* BEGIN *

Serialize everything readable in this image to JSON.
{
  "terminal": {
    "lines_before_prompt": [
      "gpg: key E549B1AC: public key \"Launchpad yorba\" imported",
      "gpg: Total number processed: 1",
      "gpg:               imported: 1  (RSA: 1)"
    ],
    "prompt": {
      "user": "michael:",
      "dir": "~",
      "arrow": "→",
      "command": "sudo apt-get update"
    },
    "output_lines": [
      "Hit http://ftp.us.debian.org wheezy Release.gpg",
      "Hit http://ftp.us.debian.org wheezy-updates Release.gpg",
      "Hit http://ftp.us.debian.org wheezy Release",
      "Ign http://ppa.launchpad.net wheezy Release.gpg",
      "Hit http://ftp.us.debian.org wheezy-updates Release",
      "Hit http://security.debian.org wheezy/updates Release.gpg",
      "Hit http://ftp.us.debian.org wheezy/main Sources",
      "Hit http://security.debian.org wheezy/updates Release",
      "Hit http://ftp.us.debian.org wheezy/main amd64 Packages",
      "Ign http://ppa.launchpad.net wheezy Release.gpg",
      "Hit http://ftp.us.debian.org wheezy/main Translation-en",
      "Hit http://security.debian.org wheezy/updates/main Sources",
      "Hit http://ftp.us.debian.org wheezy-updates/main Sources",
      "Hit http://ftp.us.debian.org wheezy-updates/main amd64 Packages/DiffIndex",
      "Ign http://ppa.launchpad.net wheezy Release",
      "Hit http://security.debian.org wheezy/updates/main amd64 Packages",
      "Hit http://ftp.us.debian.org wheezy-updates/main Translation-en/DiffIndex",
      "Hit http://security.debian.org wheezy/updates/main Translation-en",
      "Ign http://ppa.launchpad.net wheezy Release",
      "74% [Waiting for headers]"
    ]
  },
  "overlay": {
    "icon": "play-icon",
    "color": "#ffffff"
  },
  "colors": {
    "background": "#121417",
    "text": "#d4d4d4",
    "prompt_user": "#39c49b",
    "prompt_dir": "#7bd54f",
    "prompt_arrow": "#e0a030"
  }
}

* END *

*EXERCISE*
Each record above should be returned exactly as it appears.

*SOLVED EXERCISE*
Serialize everything readable in this image to JSON.
{
  "terminal": {
    "lines_before_prompt": [
      "gpg: key E549B1AC: public key \"Launchpad yorba\" imported",
      "gpg: Total number processed: 1",
      "gpg:               imported: 1  (RSA: 1)"
    ],
    "prompt": {
      "user": "michael:",
      "dir": "~",
      "arrow": "→",
      "command": "sudo apt-get update"
    },
    "output_lines": [
      "Hit http://ftp.us.debian.org wheezy Release.gpg",
      "Hit http://ftp.us.debian.org wheezy-updates Release.gpg",
      "Hit http://ftp.us.debian.org wheezy Release",
      "Ign http://ppa.launchpad.net wheezy Release.gpg",
      "Hit http://ftp.us.debian.org wheezy-updates Release",
      "Hit http://security.debian.org wheezy/updates Release.gpg",
      "Hit http://ftp.us.debian.org wheezy/main Sources",
      "Hit http://security.debian.org wheezy/updates Release",
      "Hit http://ftp.us.debian.org wheezy/main amd64 Packages",
      "Ign http://ppa.launchpad.net wheezy Release.gpg",
      "Hit http://ftp.us.debian.org wheezy/main Translation-en",
      "Hit http://security.debian.org wheezy/updates/main Sources",
      "Hit http://ftp.us.debian.org wheezy-updates/main Sources",
      "Hit http://ftp.us.debian.org wheezy-updates/main amd64 Packages/DiffIndex",
      "Ign http://ppa.launchpad.net wheezy Release",
      "Hit http://security.debian.org wheezy/updates/main amd64 Packages",
      "Hit http://ftp.us.debian.org wheezy-updates/main Translation-en/DiffIndex",
      "Hit http://security.debian.org wheezy/updates/main Translation-en",
      "Ign http://ppa.launchpad.net wheezy Release",
      "74% [Waiting for headers]"
    ]
  },
  "overlay": {
    "icon": "play-icon",
    "color": "#ffffff"
  },
  "colors": {
    "background": "#121417",
    "text": "#d4d4d4",
    "prompt_user": "#39c49b",
    "prompt_dir": "#7bd54f",
    "prompt_arrow": "#e0a030"
  }
}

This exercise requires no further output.